Your reply should reproduce the data below without a single alteration, apart from dropping the images.

====================

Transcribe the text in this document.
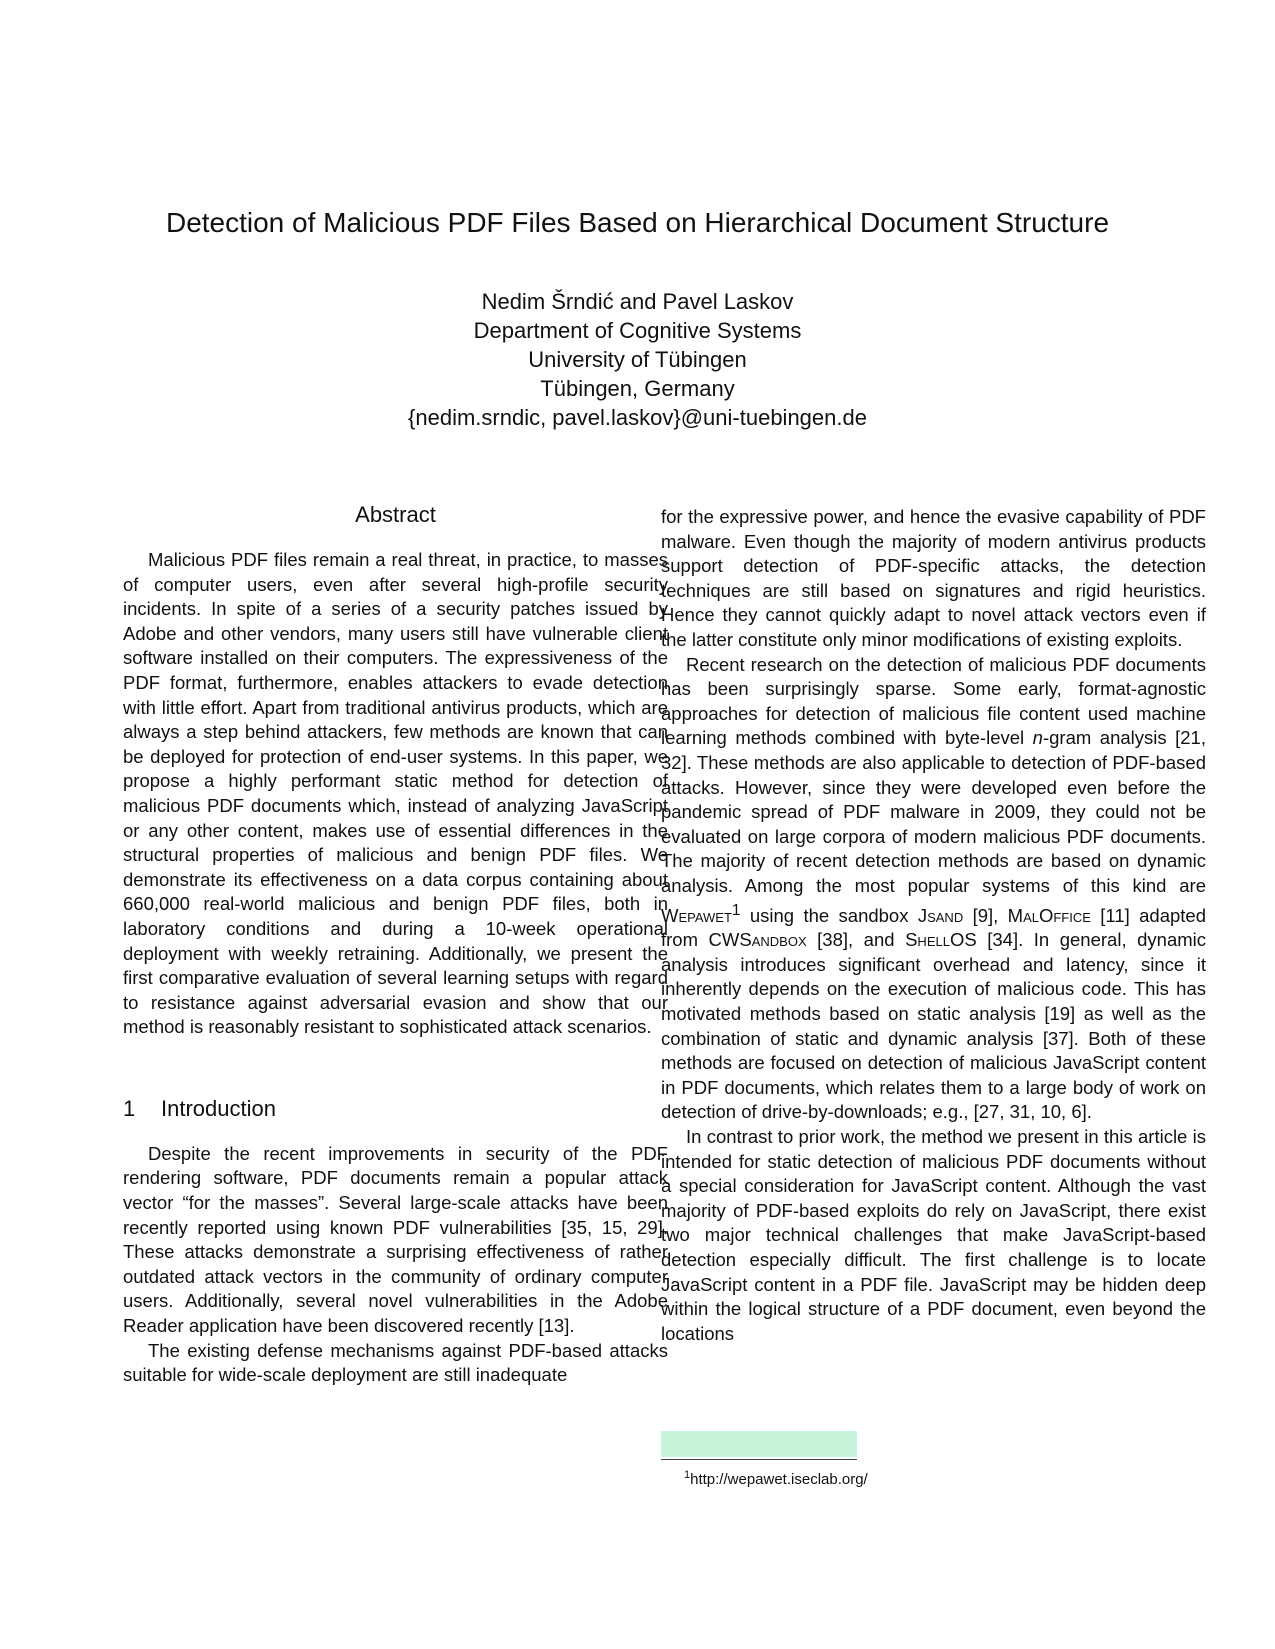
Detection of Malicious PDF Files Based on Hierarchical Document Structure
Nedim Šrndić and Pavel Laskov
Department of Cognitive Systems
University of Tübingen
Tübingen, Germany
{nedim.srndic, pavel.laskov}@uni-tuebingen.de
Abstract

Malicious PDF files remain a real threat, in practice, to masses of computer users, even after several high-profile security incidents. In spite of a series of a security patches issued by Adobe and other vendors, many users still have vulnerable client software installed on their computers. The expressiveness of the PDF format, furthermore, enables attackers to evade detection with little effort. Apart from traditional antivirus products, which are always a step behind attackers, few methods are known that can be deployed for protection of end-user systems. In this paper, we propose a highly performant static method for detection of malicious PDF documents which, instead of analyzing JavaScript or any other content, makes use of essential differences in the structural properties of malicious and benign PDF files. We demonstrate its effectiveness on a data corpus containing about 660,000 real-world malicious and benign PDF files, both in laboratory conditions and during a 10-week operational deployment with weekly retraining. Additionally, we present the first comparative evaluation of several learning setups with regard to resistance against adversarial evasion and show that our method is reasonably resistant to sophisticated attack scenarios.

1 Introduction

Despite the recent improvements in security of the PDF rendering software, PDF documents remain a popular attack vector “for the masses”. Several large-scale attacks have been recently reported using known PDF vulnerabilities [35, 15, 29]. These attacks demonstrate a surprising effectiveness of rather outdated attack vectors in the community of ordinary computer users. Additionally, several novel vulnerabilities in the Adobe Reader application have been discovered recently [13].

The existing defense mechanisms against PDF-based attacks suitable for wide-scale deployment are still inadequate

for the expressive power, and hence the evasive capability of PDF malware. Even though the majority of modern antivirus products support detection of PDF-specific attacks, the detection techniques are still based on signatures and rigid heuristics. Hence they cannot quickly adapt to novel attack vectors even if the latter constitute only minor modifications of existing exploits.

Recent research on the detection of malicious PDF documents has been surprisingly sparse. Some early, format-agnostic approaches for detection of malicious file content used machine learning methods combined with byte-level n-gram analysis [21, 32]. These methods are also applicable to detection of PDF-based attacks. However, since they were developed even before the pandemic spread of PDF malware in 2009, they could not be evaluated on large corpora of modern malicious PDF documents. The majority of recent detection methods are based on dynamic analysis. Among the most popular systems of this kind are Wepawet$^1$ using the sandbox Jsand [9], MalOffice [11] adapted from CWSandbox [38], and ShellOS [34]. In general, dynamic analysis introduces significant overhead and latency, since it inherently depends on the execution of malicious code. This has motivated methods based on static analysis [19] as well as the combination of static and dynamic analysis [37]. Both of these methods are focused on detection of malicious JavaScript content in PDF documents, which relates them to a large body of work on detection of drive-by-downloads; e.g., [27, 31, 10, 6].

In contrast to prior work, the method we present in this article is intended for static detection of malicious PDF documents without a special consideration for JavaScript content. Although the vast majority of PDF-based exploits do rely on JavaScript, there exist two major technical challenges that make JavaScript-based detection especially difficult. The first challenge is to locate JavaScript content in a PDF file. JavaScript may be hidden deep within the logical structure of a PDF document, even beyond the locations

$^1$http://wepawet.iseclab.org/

====================

EXERCISE OUTPUT:
Transcribe the text in this document.
Detection of Malicious PDF Files Based on Hierarchical Document Structure
Nedim Šrndić and Pavel Laskov
Department of Cognitive Systems
University of Tübingen
Tübingen, Germany
{nedim.srndic, pavel.laskov}@uni-tuebingen.de
Abstract

Malicious PDF files remain a real threat, in practice, to masses of computer users, even after several high-profile security incidents. In spite of a series of a security patches issued by Adobe and other vendors, many users still have vulnerable client software installed on their computers. The expressiveness of the PDF format, furthermore, enables attackers to evade detection with little effort. Apart from traditional antivirus products, which are always a step behind attackers, few methods are known that can be deployed for protection of end-user systems. In this paper, we propose a highly performant static method for detection of malicious PDF documents which, instead of analyzing JavaScript or any other content, makes use of essential differences in the structural properties of malicious and benign PDF files. We demonstrate its effectiveness on a data corpus containing about 660,000 real-world malicious and benign PDF files, both in laboratory conditions and during a 10-week operational deployment with weekly retraining. Additionally, we present the first comparative evaluation of several learning setups with regard to resistance against adversarial evasion and show that our method is reasonably resistant to sophisticated attack scenarios.

1 Introduction

Despite the recent improvements in security of the PDF rendering software, PDF documents remain a popular attack vector “for the masses”. Several large-scale attacks have been recently reported using known PDF vulnerabilities [35, 15, 29]. These attacks demonstrate a surprising effectiveness of rather outdated attack vectors in the community of ordinary computer users. Additionally, several novel vulnerabilities in the Adobe Reader application have been discovered recently [13].

The existing defense mechanisms against PDF-based attacks suitable for wide-scale deployment are still inadequate

for the expressive power, and hence the evasive capability of PDF malware. Even though the majority of modern antivirus products support detection of PDF-specific attacks, the detection techniques are still based on signatures and rigid heuristics. Hence they cannot quickly adapt to novel attack vectors even if the latter constitute only minor modifications of existing exploits.

Recent research on the detection of malicious PDF documents has been surprisingly sparse. Some early, format-agnostic approaches for detection of malicious file content used machine learning methods combined with byte-level n-gram analysis [21, 32]. These methods are also applicable to detection of PDF-based attacks. However, since they were developed even before the pandemic spread of PDF malware in 2009, they could not be evaluated on large corpora of modern malicious PDF documents. The majority of recent detection methods are based on dynamic analysis. Among the most popular systems of this kind are Wepawet$^1$ using the sandbox Jsand [9], MalOffice [11] adapted from CWSandbox [38], and ShellOS [34]. In general, dynamic analysis introduces significant overhead and latency, since it inherently depends on the execution of malicious code. This has motivated methods based on static analysis [19] as well as the combination of static and dynamic analysis [37]. Both of these methods are focused on detection of malicious JavaScript content in PDF documents, which relates them to a large body of work on detection of drive-by-downloads; e.g., [27, 31, 10, 6].

In contrast to prior work, the method we present in this article is intended for static detection of malicious PDF documents without a special consideration for JavaScript content. Although the vast majority of PDF-based exploits do rely on JavaScript, there exist two major technical challenges that make JavaScript-based detection especially difficult. The first challenge is to locate JavaScript content in a PDF file. JavaScript may be hidden deep within the logical structure of a PDF document, even beyond the locations

$^1$http://wepawet.iseclab.org/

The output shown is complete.